Go through the entries below and pick out every line with "jest".

■ ENTRIES PROVIDED
::::::::

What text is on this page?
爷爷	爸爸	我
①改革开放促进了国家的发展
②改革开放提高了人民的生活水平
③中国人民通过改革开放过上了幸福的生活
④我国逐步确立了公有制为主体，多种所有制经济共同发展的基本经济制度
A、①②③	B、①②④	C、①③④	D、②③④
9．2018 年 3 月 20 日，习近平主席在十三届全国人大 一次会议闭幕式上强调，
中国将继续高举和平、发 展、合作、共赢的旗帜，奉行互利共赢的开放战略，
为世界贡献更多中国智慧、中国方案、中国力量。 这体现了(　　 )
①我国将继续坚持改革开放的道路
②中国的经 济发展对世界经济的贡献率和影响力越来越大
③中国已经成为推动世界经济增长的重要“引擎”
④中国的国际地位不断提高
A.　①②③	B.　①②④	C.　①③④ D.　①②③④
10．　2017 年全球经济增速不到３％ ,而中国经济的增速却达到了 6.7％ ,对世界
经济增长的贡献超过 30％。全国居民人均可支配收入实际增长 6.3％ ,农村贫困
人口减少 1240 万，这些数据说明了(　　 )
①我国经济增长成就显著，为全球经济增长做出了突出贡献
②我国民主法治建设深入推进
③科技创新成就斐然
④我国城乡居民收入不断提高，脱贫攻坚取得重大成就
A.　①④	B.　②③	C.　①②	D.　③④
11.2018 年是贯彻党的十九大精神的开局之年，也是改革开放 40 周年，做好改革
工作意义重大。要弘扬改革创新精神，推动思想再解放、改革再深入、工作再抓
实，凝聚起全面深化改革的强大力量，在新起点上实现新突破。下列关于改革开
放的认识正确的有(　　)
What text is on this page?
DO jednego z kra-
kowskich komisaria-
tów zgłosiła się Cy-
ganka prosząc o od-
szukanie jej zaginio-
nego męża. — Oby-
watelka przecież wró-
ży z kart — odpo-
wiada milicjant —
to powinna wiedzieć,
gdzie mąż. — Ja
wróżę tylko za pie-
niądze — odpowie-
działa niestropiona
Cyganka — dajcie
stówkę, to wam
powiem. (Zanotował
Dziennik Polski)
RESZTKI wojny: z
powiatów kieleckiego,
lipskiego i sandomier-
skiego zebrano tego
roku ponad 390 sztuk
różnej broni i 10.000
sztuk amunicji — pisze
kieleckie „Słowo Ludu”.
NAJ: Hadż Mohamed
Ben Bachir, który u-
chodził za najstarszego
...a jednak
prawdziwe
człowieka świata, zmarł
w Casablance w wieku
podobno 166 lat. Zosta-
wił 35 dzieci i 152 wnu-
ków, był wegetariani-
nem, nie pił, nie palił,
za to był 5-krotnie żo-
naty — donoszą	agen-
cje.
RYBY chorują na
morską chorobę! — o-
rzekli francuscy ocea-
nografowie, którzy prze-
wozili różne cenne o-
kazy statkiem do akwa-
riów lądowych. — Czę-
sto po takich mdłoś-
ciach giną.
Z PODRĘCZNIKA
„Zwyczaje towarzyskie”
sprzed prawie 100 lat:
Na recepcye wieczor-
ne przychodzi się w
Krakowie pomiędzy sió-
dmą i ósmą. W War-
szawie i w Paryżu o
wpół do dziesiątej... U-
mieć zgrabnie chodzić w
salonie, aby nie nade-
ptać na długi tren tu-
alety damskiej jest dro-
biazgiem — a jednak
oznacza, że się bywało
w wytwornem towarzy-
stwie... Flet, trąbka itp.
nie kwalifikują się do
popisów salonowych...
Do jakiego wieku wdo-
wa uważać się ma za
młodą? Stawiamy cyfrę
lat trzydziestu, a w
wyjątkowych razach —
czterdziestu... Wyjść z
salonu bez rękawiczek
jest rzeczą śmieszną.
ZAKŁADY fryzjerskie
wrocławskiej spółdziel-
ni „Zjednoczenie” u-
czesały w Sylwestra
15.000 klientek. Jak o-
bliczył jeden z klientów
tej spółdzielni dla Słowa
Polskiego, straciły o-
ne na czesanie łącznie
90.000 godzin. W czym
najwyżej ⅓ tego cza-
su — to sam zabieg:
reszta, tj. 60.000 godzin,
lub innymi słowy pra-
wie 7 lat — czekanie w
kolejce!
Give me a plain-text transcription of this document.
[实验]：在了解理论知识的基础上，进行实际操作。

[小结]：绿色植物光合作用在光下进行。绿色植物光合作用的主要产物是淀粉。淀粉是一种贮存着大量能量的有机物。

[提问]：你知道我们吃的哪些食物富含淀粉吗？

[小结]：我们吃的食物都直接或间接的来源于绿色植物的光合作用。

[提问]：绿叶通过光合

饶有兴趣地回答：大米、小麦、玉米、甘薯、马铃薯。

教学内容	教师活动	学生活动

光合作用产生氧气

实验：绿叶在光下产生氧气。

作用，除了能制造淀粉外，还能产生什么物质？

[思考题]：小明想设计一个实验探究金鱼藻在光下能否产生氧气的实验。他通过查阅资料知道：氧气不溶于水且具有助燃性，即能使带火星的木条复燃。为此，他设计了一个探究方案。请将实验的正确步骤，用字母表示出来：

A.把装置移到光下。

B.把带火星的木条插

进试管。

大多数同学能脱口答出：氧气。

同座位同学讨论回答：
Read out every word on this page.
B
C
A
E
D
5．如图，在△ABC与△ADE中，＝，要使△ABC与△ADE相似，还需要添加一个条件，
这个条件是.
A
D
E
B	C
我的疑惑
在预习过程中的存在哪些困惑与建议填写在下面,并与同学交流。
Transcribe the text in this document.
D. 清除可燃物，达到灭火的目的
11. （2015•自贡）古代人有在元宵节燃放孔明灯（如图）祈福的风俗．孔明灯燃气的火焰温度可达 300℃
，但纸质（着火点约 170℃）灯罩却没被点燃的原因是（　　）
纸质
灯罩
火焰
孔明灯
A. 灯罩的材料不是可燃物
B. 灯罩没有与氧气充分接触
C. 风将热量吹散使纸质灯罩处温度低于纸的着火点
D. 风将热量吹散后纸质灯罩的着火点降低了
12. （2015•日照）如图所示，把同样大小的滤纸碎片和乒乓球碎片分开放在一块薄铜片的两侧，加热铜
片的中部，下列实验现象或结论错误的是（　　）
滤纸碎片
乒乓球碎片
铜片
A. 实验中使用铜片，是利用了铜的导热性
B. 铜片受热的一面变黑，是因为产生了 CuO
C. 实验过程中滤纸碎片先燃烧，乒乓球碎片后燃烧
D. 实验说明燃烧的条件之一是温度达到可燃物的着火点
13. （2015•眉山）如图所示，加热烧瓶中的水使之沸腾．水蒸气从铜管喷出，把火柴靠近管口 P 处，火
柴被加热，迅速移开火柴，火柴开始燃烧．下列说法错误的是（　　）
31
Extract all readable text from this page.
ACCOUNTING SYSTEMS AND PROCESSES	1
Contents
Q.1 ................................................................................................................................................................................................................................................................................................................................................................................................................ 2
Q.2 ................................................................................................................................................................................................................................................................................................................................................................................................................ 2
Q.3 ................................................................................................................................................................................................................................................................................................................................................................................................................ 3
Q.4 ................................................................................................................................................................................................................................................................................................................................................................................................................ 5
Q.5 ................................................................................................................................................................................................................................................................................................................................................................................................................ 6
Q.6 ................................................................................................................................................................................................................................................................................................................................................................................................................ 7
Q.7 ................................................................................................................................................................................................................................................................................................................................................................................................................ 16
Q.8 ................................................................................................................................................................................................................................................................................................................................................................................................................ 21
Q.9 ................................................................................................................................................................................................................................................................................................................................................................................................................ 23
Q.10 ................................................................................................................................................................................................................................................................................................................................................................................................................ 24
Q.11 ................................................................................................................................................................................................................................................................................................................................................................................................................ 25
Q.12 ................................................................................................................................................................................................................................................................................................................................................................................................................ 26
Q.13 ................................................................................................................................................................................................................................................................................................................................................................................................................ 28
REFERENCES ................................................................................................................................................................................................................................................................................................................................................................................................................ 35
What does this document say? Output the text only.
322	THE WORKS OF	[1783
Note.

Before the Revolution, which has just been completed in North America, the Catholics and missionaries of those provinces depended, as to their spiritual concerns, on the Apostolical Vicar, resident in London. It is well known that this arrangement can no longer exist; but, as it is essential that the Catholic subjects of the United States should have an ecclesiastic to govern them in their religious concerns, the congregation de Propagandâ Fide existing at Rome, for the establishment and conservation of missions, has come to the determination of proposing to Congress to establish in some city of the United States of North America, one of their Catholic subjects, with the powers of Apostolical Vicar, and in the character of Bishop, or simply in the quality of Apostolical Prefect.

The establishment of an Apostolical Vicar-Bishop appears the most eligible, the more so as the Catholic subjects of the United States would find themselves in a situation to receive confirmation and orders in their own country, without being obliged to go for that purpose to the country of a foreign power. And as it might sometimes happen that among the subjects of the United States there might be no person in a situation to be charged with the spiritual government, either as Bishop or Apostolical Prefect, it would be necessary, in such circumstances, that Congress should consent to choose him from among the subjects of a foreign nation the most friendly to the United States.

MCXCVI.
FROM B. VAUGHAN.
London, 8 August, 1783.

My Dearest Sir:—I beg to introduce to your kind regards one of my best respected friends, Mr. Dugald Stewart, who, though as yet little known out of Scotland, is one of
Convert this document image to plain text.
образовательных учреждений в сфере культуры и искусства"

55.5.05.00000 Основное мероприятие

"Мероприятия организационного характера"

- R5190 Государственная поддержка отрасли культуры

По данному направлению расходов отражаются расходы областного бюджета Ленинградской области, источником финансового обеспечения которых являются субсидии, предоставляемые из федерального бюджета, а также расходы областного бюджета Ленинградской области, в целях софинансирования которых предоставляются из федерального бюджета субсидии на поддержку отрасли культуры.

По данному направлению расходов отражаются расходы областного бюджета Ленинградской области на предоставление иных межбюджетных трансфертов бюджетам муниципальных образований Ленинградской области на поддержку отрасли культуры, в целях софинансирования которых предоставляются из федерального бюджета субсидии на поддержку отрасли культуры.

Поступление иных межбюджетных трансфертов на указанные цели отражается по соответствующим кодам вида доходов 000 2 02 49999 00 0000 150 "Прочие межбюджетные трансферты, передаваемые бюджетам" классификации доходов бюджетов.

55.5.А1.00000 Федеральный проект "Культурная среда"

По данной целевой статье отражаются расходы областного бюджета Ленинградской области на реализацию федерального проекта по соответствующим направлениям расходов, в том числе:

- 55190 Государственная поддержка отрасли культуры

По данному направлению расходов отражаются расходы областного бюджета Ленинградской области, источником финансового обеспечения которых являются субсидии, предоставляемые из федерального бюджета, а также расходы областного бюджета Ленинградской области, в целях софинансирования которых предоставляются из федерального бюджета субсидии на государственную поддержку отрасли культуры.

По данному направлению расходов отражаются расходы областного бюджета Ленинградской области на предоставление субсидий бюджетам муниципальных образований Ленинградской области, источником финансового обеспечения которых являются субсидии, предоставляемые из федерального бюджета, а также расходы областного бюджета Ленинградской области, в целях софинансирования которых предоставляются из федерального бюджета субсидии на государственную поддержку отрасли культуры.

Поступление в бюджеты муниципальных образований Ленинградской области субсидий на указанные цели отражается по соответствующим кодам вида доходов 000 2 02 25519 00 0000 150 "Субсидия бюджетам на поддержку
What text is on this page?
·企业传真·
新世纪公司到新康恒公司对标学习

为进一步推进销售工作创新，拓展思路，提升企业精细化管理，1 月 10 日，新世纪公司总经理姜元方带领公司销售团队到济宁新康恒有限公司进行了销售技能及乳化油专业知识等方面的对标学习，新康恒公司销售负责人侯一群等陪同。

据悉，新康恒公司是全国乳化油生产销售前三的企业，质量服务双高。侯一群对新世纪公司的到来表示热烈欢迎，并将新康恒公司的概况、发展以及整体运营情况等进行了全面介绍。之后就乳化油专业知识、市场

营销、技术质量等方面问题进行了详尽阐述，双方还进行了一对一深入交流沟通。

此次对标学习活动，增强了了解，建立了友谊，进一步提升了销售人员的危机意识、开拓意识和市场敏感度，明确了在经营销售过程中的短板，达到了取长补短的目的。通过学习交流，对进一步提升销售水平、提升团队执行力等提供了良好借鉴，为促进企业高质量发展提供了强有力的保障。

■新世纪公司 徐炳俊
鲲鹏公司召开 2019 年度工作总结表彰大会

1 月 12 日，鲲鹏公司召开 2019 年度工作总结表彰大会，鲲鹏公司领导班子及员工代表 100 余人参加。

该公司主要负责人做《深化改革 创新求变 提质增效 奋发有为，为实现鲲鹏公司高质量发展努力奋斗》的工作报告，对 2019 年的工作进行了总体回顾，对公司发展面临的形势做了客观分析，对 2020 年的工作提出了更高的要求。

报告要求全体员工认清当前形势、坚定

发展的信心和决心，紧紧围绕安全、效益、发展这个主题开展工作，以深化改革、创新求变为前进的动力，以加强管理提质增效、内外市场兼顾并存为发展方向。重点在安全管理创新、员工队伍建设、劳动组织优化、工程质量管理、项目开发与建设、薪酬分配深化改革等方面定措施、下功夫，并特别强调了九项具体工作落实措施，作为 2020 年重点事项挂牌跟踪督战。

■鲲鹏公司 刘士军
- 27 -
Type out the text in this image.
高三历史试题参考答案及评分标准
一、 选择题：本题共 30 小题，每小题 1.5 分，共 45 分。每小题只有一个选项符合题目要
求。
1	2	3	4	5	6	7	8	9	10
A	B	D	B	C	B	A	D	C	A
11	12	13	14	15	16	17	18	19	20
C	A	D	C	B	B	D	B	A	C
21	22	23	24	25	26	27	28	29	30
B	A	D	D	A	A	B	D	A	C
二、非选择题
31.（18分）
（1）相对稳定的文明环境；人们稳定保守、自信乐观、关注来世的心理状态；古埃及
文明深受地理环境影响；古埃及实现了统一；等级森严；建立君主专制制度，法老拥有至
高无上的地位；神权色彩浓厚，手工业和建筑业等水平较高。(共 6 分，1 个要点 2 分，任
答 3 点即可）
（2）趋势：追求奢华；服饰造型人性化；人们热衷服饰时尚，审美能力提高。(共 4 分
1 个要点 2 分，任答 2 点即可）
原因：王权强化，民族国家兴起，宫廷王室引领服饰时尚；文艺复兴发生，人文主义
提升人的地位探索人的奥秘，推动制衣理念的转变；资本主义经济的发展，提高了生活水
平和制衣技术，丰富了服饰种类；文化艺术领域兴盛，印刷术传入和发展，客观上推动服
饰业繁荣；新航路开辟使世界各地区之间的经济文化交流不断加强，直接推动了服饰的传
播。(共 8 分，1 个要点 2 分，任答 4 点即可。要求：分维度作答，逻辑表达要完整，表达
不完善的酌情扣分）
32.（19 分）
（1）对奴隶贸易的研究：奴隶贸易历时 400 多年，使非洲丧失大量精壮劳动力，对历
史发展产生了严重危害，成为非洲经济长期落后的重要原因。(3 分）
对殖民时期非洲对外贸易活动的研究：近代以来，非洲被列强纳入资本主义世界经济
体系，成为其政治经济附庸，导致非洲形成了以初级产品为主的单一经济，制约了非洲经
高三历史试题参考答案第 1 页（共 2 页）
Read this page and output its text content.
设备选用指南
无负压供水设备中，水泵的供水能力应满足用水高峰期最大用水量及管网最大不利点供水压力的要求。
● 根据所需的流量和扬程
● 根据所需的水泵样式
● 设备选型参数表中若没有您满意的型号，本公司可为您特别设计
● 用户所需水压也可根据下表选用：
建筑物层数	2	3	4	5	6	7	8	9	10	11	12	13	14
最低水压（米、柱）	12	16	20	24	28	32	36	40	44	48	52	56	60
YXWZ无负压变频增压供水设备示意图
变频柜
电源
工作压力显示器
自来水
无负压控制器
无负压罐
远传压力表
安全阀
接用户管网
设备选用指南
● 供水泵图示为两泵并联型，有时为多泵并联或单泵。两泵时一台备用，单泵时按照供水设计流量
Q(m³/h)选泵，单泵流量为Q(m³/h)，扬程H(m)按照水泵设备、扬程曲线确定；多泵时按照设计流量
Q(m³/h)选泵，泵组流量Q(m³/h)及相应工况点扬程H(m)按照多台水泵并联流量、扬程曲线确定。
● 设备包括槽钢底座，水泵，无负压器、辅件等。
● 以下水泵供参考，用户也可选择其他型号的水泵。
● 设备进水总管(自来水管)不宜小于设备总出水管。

::::::::

■ WRITTEN ANSWER
alety damskiej jest dro-
jest rzeczą śmieszną.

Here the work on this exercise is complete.